**** INFORMATION GIVEN

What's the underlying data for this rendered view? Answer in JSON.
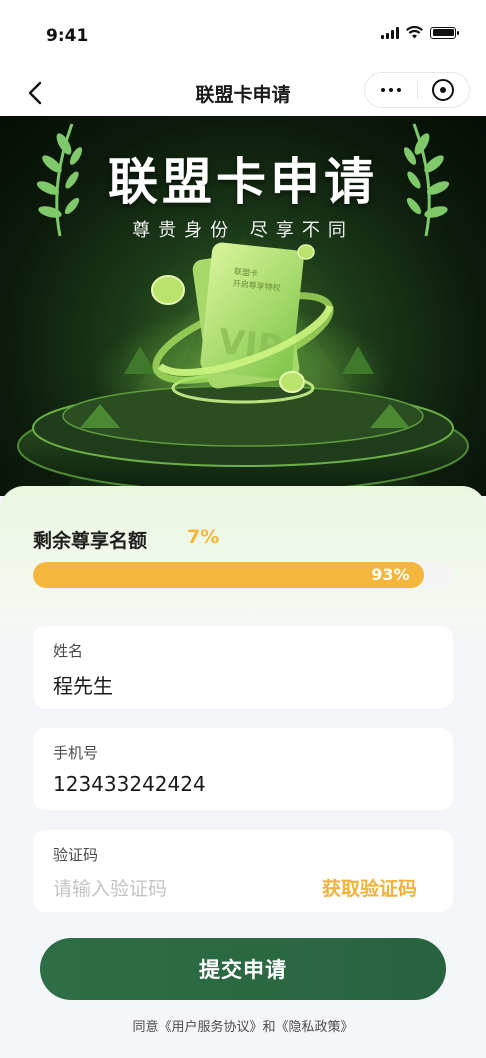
{
  "status_bar": {
    "time": "9:41"
  },
  "nav": {
    "title": "联盟卡申请"
  },
  "banner": {
    "title": "联盟卡申请",
    "subtitle": "尊贵身份 尽享不同",
    "card_text_1": "联盟卡",
    "card_text_2": "开启尊享特权",
    "card_vip": "VIP"
  },
  "quota": {
    "label": "剩余尊享名额",
    "remaining_text": "7%",
    "used_fraction": 0.93,
    "progress_text": "93%"
  },
  "form": {
    "name": {
      "label": "姓名",
      "value": "程先生"
    },
    "phone": {
      "label": "手机号",
      "value": "123433242424"
    },
    "code": {
      "label": "验证码",
      "placeholder": "请输入验证码",
      "action": "获取验证码"
    }
  },
  "submit": {
    "label": "提交申请"
  },
  "agreement": {
    "prefix": "同意",
    "terms": "《用户服务协议》",
    "and": "和",
    "privacy": "《隐私政策》"
  },
  "colors": {
    "accent_gold": "#f4b63d",
    "primary_green": "#2e6e46"
  }
}
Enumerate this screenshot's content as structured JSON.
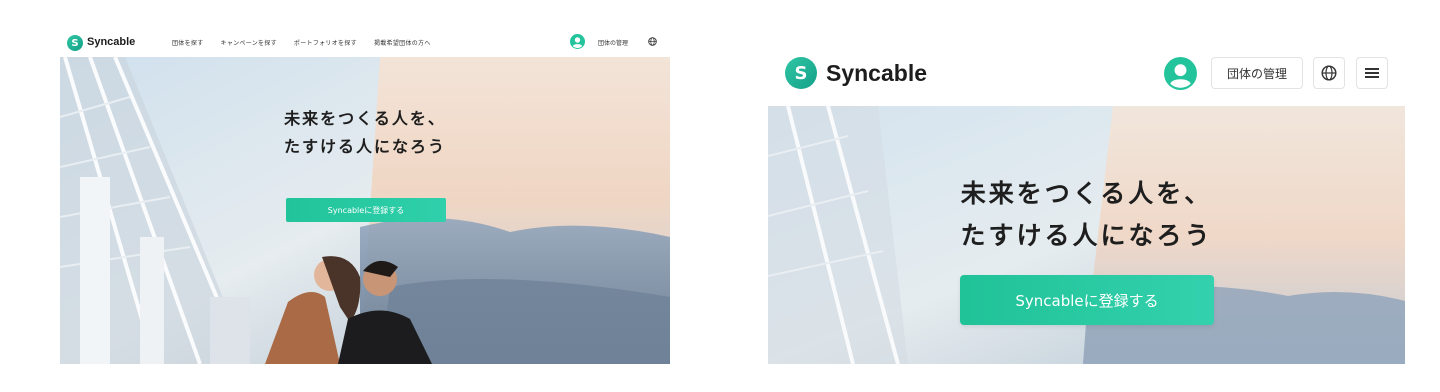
{
  "brand": {
    "name": "Syncable",
    "logo_letter": "S",
    "accent_color": "#23c49c"
  },
  "desktop": {
    "nav": [
      {
        "label": "団体を探す"
      },
      {
        "label": "キャンペーンを探す"
      },
      {
        "label": "ポートフォリオを探す"
      },
      {
        "label": "掲載希望団体の方へ"
      }
    ],
    "manage_label": "団体の管理",
    "hero": {
      "headline_line1": "未来をつくる人を、",
      "headline_line2": "たすける人になろう",
      "cta_label": "Syncableに登録する"
    }
  },
  "mobile": {
    "manage_label": "団体の管理",
    "hero": {
      "headline_line1": "未来をつくる人を、",
      "headline_line2": "たすける人になろう",
      "cta_label": "Syncableに登録する"
    }
  },
  "icons": [
    "user-icon",
    "globe-icon",
    "menu-icon"
  ]
}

********

● **WORK REQUIRED**
Output nothing but the lines from the line with "Enumerate this screenshot's" through the last line of the material above, please, word for word and without the pictures.

● **FINISHED EXERCISE**
Enumerate this screenshot's content as structured JSON.
{
  "brand": {
    "name": "Syncable",
    "logo_letter": "S",
    "accent_color": "#23c49c"
  },
  "desktop": {
    "nav": [
      {
        "label": "団体を探す"
      },
      {
        "label": "キャンペーンを探す"
      },
      {
        "label": "ポートフォリオを探す"
      },
      {
        "label": "掲載希望団体の方へ"
      }
    ],
    "manage_label": "団体の管理",
    "hero": {
      "headline_line1": "未来をつくる人を、",
      "headline_line2": "たすける人になろう",
      "cta_label": "Syncableに登録する"
    }
  },
  "mobile": {
    "manage_label": "団体の管理",
    "hero": {
      "headline_line1": "未来をつくる人を、",
      "headline_line2": "たすける人になろう",
      "cta_label": "Syncableに登録する"
    }
  },
  "icons": [
    "user-icon",
    "globe-icon",
    "menu-icon"
  ]
}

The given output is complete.